=== Task goal ===
Check each line of the material below, and copy it if it holds the string "outlier".

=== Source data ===
----------
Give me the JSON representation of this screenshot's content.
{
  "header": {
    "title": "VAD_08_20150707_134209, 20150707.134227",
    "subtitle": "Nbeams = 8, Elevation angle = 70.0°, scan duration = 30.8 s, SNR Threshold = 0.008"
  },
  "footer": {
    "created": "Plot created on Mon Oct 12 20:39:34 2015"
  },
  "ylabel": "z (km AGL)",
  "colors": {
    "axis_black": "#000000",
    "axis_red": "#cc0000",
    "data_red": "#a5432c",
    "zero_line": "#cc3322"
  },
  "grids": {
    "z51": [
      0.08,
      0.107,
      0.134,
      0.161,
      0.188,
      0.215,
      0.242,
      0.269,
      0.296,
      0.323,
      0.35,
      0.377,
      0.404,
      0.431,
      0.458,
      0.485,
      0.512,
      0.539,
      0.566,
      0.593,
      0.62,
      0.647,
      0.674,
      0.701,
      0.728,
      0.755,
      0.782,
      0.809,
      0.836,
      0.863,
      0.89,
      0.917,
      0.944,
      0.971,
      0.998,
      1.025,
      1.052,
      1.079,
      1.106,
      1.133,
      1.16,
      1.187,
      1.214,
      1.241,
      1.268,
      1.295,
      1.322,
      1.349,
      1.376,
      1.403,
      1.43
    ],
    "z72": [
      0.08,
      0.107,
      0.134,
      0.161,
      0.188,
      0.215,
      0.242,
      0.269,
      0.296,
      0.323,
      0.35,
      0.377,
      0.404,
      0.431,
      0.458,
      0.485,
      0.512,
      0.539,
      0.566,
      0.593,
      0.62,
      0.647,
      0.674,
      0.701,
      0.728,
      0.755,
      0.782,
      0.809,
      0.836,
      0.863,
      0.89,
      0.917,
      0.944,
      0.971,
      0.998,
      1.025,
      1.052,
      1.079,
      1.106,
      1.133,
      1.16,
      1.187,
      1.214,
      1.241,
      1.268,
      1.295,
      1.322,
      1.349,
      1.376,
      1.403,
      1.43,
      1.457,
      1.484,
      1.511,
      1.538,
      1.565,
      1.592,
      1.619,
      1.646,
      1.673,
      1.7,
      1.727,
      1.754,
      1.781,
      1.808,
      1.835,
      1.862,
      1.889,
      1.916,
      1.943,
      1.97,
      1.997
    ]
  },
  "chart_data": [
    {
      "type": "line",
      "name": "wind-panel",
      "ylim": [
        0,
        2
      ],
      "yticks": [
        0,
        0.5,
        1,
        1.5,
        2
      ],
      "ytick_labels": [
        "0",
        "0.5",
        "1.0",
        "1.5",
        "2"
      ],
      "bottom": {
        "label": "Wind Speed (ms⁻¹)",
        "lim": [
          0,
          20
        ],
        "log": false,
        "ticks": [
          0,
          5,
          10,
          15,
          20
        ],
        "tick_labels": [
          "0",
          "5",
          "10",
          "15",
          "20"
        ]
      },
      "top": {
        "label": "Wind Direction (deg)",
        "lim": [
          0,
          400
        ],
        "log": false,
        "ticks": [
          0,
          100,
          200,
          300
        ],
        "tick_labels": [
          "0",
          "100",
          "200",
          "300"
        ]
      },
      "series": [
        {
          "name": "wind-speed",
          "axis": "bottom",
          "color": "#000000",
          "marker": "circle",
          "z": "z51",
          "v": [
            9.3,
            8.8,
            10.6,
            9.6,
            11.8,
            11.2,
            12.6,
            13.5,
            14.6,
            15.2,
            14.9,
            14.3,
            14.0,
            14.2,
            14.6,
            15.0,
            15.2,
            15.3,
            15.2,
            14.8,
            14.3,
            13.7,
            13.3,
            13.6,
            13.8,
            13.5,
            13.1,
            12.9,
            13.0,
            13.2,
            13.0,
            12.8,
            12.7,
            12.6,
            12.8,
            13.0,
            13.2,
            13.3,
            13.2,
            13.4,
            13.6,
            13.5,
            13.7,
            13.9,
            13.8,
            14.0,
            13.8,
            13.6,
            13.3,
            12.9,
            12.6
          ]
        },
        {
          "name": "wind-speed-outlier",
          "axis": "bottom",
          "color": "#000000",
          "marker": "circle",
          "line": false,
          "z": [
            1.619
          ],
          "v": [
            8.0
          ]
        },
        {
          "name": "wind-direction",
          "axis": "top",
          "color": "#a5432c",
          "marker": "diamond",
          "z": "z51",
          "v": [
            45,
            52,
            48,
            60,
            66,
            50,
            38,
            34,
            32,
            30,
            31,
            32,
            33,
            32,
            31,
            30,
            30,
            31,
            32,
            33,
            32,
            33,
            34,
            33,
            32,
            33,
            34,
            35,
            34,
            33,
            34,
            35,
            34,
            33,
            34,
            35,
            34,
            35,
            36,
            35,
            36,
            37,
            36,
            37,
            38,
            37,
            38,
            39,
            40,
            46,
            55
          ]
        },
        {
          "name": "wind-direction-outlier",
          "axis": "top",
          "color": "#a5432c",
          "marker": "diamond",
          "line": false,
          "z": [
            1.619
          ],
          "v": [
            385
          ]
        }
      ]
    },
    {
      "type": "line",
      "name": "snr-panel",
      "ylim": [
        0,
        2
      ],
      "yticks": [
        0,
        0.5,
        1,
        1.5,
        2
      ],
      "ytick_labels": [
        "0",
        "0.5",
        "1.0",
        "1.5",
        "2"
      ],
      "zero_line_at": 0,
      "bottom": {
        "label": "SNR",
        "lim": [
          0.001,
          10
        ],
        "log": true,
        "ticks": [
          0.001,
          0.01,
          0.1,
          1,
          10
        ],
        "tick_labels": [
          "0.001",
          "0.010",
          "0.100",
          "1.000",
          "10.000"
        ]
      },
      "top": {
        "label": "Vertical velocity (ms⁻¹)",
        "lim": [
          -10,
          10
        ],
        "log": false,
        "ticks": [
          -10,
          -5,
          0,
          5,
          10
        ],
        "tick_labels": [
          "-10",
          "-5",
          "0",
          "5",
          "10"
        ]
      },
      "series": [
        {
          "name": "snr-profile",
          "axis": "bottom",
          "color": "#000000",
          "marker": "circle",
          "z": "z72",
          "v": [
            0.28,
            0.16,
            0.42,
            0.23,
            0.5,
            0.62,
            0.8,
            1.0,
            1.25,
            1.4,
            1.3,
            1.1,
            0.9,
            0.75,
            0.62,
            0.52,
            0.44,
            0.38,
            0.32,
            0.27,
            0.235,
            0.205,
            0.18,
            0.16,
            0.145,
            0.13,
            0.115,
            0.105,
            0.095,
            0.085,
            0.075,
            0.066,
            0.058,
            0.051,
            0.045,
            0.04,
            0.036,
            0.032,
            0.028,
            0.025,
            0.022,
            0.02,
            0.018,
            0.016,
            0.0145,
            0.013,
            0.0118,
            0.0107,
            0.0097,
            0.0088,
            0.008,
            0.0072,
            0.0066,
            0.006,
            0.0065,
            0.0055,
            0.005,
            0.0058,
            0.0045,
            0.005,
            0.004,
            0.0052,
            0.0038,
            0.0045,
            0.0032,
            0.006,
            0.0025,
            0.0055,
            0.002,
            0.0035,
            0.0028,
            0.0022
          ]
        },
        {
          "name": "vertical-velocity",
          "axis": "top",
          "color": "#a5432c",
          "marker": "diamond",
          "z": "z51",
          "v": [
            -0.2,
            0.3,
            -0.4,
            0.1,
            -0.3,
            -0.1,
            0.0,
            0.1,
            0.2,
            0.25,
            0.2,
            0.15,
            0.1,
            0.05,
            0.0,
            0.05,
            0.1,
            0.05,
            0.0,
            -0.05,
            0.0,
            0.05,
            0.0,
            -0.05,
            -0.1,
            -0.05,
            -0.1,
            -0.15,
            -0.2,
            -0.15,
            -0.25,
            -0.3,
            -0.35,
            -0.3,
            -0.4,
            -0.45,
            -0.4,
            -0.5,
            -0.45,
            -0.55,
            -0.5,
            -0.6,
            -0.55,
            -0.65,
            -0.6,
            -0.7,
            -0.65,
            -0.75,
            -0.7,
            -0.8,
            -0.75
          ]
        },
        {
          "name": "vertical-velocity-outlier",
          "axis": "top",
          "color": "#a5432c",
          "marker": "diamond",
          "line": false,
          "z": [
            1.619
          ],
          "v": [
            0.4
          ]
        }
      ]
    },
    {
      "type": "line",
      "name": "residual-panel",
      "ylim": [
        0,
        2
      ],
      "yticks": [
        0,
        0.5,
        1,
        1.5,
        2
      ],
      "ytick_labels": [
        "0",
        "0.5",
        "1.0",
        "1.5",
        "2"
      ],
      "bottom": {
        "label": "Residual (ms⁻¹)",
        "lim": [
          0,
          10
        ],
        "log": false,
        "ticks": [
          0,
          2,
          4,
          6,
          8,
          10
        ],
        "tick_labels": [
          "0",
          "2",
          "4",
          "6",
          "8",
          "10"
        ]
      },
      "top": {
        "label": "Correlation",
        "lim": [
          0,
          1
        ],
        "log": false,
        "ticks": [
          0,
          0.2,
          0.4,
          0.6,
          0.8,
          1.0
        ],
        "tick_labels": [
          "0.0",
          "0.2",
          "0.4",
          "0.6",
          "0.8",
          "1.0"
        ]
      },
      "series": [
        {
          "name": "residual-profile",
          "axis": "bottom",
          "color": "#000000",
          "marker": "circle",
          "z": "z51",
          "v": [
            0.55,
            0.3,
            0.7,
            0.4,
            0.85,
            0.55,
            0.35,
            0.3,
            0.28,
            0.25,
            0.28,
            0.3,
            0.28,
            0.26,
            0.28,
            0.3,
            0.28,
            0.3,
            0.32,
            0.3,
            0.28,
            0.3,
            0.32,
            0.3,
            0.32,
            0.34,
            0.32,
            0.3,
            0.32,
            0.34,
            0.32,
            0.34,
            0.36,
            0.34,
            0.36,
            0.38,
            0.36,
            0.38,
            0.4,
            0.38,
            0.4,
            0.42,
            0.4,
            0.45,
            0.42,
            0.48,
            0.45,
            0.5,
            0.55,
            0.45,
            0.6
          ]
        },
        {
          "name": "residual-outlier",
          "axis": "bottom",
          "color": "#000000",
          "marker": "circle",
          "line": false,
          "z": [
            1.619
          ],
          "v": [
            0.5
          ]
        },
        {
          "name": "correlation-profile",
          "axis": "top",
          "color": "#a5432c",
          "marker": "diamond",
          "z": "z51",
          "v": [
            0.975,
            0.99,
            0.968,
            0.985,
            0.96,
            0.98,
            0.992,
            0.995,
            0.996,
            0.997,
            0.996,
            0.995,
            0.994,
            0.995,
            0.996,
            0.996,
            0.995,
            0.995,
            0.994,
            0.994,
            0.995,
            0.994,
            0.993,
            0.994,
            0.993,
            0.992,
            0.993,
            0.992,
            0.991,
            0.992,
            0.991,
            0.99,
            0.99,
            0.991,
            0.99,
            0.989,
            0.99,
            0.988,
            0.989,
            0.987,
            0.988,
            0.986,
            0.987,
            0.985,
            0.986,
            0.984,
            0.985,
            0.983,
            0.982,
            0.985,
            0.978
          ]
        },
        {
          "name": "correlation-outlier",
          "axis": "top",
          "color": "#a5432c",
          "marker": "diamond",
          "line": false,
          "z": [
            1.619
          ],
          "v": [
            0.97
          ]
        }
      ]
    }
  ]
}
----------
=== Answer to the task ===
          "name": "wind-speed-outlier",
          "name": "wind-direction-outlier",
          "name": "vertical-velocity-outlier",
          "name": "residual-outlier",
          "name": "correlation-outlier",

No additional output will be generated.